## What to do
In the data below, find every line that has the string "والأحكام", and copy it.

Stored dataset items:
>> start
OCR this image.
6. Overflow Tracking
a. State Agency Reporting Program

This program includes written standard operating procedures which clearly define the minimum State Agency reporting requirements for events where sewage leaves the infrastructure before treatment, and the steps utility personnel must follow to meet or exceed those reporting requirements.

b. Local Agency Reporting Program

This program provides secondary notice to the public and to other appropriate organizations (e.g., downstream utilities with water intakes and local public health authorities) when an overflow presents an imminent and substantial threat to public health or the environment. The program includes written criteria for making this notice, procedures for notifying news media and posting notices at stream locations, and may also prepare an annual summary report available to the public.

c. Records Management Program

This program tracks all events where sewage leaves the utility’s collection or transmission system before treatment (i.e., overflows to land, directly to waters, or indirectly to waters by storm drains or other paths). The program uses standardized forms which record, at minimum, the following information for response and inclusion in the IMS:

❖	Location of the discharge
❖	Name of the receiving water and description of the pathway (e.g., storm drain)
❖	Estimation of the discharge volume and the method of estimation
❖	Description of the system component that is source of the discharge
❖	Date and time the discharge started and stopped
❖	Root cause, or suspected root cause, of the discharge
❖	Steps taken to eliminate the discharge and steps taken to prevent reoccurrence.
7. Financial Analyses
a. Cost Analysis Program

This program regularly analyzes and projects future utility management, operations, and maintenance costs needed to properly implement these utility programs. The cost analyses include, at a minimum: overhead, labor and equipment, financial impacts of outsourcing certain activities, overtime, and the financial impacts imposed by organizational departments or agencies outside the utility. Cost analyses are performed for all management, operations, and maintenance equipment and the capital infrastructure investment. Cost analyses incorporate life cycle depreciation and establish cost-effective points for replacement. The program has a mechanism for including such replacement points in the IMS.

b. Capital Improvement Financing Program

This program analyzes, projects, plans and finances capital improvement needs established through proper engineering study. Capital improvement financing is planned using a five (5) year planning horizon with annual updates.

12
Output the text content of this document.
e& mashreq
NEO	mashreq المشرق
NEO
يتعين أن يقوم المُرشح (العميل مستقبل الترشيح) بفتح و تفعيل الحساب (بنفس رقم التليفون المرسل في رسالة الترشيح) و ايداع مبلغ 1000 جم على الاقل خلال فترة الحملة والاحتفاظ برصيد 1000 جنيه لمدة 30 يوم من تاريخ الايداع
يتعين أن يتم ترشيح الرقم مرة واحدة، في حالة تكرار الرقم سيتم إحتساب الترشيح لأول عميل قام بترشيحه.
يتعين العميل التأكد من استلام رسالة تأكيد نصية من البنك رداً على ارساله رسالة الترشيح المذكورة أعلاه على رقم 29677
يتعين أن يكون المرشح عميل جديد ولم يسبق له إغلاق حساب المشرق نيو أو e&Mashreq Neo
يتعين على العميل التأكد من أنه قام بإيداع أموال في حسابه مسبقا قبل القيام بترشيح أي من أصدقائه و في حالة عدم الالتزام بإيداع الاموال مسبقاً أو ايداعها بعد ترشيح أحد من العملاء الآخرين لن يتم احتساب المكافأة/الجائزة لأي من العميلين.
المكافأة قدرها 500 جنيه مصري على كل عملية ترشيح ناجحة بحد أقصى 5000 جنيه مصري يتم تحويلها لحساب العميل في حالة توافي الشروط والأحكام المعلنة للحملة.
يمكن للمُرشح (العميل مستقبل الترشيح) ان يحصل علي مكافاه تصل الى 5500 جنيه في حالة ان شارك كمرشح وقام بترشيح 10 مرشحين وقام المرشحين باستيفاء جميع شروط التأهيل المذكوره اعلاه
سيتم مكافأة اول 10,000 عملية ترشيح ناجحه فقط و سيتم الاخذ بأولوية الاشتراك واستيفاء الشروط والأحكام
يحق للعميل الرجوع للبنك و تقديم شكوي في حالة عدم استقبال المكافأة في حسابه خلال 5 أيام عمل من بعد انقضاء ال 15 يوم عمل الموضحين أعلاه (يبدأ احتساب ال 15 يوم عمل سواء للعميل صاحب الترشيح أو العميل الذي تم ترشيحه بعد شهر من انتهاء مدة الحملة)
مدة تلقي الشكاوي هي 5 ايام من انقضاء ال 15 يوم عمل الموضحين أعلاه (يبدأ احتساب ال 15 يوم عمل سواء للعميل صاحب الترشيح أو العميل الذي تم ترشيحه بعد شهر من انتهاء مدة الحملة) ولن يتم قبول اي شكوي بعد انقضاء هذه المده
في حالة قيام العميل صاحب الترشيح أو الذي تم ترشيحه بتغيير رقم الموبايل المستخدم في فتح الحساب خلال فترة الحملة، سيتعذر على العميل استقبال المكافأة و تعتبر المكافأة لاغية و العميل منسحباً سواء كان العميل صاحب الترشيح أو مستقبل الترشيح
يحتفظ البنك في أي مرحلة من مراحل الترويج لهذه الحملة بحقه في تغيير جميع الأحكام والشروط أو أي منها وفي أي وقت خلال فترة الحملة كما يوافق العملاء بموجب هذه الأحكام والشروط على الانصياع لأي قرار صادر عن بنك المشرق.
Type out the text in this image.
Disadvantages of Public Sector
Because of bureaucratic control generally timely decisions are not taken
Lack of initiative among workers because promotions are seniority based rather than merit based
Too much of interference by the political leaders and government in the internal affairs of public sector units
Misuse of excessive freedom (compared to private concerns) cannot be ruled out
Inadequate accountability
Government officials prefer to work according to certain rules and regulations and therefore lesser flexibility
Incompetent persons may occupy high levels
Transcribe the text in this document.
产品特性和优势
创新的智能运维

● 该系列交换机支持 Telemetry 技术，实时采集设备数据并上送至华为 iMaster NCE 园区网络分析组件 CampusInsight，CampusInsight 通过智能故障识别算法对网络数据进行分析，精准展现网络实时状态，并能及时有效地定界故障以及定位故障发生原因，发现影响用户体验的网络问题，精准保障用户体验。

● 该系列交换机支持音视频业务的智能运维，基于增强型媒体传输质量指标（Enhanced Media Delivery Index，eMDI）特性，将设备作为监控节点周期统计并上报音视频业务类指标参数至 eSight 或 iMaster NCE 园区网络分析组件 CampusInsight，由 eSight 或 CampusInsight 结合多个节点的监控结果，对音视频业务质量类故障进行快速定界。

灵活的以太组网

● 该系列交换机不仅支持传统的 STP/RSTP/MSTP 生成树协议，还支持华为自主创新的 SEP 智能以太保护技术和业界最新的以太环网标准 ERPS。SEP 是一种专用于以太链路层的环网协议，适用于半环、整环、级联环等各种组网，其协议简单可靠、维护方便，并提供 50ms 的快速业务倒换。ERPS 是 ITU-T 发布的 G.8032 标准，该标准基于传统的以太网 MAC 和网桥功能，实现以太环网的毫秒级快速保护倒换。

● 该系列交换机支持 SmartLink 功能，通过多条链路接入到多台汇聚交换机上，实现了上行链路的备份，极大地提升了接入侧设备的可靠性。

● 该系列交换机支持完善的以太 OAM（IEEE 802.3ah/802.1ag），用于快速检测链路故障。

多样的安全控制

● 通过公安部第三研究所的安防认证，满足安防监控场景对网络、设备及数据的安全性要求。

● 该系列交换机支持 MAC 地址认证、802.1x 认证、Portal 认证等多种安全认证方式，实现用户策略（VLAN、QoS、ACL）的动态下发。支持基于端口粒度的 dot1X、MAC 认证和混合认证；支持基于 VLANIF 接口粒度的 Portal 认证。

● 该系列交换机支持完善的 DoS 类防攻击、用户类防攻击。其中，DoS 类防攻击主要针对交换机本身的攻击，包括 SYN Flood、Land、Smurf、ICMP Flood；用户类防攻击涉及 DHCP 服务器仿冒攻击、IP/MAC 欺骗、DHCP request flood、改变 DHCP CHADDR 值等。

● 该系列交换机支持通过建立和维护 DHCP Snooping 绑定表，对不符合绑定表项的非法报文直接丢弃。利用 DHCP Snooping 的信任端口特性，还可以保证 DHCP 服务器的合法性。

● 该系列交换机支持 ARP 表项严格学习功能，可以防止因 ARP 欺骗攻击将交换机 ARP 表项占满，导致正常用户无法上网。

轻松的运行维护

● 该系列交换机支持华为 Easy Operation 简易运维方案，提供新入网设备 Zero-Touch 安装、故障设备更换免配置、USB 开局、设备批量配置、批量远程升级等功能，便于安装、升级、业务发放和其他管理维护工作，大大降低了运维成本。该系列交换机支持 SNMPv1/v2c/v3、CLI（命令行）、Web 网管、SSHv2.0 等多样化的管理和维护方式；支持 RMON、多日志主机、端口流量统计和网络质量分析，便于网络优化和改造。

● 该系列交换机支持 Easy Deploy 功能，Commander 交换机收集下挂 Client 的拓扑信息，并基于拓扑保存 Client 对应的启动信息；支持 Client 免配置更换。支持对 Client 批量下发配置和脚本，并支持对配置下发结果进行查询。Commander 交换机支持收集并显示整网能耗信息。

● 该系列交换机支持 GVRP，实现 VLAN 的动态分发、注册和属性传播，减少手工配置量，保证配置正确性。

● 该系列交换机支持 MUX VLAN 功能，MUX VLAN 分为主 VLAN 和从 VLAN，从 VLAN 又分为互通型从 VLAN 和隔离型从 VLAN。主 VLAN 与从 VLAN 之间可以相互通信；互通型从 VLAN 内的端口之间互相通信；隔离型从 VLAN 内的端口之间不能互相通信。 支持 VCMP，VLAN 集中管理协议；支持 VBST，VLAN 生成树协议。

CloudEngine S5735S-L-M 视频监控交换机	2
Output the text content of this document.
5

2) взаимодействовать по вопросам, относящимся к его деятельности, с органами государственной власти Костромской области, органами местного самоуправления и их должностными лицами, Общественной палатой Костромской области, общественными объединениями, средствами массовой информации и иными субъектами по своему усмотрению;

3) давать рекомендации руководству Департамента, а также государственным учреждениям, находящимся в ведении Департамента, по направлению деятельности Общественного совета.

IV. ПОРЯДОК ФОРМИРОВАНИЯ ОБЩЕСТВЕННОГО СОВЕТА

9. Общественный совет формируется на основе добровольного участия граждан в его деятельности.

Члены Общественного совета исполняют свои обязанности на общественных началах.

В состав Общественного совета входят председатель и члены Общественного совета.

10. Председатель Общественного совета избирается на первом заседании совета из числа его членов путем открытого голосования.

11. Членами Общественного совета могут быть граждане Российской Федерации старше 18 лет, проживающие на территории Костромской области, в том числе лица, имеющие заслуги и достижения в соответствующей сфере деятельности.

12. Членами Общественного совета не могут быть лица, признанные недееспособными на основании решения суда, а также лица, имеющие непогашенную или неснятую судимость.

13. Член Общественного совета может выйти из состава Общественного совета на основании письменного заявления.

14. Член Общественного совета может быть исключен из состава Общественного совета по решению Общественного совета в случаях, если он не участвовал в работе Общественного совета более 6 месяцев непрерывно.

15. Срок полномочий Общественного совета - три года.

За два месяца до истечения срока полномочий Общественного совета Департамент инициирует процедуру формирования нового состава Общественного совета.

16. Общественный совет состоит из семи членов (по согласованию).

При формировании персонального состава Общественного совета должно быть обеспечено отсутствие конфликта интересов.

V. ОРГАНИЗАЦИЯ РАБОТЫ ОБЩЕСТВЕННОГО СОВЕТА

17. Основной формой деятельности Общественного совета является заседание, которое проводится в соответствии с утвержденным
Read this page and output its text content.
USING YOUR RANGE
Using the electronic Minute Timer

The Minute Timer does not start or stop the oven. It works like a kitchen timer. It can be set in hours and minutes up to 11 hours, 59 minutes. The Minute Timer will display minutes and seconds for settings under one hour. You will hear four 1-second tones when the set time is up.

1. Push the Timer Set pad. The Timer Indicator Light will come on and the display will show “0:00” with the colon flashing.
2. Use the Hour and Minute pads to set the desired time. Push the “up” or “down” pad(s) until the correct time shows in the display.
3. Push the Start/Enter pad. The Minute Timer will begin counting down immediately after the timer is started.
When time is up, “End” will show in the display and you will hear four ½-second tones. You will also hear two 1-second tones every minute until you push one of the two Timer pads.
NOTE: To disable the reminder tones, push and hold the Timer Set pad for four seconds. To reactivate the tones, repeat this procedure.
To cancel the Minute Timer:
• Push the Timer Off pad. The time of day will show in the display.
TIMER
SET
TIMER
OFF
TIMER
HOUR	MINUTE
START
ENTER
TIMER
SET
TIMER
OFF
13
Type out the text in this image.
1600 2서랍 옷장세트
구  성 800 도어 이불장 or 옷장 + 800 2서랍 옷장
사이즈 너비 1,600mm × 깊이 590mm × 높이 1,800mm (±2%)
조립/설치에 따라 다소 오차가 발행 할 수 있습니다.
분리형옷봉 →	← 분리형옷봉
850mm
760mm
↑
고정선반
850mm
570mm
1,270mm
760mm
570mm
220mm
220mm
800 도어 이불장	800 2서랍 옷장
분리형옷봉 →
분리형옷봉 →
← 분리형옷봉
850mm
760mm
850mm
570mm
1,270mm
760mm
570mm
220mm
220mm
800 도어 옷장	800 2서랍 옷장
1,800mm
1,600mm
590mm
>> end
## Answer for the task
المكافأة قدرها 500 جنيه مصري على كل عملية ترشيح ناجحة بحد أقصى 5000 جنيه مصري يتم تحويلها لحساب العميل في حالة توافي الشروط والأحكام المعلنة للحملة.
سيتم مكافأة اول 10,000 عملية ترشيح ناجحه فقط و سيتم الاخذ بأولوية الاشتراك واستيفاء الشروط والأحكام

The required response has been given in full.